(Stored items)
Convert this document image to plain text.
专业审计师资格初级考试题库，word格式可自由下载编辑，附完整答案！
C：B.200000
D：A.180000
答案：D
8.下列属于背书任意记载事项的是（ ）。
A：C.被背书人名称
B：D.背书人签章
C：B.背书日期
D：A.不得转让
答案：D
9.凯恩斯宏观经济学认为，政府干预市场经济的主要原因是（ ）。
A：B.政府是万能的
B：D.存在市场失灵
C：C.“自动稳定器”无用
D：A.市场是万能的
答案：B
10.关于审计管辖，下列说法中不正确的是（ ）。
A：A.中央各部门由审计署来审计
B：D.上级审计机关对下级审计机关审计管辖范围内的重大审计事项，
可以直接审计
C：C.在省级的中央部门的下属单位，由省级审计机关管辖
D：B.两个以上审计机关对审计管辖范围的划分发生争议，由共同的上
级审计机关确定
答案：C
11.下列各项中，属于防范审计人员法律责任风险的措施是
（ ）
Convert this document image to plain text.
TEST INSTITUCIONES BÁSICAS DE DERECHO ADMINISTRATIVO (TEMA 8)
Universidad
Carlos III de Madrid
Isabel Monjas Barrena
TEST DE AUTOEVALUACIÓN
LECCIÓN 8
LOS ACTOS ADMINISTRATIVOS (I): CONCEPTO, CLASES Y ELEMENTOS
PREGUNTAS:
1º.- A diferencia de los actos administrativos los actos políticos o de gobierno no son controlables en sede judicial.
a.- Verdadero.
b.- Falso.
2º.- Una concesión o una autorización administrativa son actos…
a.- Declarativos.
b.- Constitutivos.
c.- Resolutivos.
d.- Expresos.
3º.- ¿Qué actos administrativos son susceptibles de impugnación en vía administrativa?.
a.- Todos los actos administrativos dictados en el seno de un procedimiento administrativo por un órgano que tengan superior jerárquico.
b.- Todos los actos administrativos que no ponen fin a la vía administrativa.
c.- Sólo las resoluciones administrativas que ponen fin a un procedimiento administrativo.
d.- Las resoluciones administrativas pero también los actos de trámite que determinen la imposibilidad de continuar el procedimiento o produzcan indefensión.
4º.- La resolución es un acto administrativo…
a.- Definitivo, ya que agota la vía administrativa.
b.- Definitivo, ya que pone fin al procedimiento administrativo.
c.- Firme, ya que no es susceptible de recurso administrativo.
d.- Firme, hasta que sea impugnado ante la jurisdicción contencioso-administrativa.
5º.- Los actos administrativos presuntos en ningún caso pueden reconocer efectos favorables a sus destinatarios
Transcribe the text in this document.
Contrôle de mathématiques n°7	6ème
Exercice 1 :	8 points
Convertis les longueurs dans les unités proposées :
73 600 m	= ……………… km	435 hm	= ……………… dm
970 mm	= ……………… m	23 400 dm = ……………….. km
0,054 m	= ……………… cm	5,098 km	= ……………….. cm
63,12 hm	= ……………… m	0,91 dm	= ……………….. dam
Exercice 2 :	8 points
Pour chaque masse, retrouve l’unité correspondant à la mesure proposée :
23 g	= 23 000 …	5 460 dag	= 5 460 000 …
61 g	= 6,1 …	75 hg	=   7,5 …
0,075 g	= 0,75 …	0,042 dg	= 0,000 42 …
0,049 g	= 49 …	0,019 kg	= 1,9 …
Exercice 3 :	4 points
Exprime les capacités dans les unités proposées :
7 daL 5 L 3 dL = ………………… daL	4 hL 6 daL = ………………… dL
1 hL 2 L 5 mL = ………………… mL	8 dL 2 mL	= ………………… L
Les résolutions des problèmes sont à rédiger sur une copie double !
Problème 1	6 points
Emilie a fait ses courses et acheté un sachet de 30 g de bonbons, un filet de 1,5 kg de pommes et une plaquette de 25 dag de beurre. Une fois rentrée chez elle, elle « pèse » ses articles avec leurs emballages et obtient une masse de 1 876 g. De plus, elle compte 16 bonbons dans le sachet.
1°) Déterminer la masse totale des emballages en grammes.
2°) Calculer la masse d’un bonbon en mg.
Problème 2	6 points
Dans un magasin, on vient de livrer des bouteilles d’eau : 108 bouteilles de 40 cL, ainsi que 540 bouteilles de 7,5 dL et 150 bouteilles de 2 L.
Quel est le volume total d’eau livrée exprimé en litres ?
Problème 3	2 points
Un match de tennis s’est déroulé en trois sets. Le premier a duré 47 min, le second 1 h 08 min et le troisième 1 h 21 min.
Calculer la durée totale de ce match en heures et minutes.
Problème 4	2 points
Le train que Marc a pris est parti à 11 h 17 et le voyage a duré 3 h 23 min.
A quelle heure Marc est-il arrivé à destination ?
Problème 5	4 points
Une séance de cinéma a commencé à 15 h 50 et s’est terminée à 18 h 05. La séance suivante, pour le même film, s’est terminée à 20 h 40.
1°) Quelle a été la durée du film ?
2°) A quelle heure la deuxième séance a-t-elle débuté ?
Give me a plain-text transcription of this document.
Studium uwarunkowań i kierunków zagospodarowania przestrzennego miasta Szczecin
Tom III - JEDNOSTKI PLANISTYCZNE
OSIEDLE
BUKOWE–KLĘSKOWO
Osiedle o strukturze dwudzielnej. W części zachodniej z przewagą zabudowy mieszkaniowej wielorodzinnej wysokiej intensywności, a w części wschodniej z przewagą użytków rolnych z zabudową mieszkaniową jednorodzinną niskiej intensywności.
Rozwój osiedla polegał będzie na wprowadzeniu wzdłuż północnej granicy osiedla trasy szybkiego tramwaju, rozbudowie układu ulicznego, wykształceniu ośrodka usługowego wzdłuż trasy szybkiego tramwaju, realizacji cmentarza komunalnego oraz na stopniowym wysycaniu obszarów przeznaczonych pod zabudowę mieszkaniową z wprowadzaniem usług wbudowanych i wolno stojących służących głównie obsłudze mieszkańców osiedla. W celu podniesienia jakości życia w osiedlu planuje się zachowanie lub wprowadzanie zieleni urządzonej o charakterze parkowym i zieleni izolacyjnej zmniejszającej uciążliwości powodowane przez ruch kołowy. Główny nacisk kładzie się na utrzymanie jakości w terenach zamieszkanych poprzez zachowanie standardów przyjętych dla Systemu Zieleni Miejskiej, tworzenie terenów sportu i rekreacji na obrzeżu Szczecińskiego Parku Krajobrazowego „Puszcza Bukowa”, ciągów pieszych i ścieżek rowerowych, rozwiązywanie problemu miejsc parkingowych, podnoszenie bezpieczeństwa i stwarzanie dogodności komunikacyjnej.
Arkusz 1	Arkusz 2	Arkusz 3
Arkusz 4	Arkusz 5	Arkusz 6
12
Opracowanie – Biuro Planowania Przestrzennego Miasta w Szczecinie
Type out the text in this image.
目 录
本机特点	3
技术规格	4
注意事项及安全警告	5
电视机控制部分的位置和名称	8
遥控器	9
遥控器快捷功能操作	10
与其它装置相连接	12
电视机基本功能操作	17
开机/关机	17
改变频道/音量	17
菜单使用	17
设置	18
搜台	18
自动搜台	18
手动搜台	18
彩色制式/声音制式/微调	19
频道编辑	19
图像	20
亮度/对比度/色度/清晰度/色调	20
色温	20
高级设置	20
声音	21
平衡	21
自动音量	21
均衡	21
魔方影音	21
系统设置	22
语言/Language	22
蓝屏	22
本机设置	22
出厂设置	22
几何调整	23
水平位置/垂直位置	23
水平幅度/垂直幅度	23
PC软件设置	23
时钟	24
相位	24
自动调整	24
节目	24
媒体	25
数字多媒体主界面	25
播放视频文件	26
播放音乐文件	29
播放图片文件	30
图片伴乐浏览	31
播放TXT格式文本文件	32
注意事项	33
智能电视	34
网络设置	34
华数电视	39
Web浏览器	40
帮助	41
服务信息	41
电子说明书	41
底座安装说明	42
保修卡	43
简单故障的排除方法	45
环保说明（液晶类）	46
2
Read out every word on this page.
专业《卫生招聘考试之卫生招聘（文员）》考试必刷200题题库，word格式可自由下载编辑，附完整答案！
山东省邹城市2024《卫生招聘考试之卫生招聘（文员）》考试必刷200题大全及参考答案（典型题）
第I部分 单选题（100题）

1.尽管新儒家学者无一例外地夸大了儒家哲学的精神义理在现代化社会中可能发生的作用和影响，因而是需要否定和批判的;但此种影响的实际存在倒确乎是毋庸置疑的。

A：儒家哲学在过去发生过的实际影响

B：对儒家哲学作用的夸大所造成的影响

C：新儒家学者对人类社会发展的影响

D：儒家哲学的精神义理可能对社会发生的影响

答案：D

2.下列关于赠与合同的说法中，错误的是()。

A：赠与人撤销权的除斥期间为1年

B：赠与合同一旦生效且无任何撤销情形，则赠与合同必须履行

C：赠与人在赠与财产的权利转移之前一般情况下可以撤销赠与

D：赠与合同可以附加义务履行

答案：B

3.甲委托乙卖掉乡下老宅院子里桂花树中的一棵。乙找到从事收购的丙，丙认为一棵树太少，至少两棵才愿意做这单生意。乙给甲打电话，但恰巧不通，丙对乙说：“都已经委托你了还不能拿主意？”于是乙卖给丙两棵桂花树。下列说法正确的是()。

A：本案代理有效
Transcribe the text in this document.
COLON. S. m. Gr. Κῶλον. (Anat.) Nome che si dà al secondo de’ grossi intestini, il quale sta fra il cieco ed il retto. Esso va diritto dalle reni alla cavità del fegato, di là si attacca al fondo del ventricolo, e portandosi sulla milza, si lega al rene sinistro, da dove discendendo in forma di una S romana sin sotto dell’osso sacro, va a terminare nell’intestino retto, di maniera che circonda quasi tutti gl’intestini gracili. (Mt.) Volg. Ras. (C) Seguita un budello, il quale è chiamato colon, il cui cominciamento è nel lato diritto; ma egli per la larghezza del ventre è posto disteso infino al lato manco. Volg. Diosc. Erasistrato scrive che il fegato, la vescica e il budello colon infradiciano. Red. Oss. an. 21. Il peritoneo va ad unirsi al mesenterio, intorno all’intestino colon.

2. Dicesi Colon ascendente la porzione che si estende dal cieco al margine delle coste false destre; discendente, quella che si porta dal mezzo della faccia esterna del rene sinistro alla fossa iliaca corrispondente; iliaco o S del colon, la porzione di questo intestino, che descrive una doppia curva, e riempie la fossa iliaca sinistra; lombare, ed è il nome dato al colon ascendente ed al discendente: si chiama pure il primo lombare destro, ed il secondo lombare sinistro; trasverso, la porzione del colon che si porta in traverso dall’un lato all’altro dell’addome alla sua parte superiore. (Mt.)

* **EXERCISE**
How many lines of the listing include the string "Todos"? Answer with the number alone.

* **EXERCISE RESULT**
2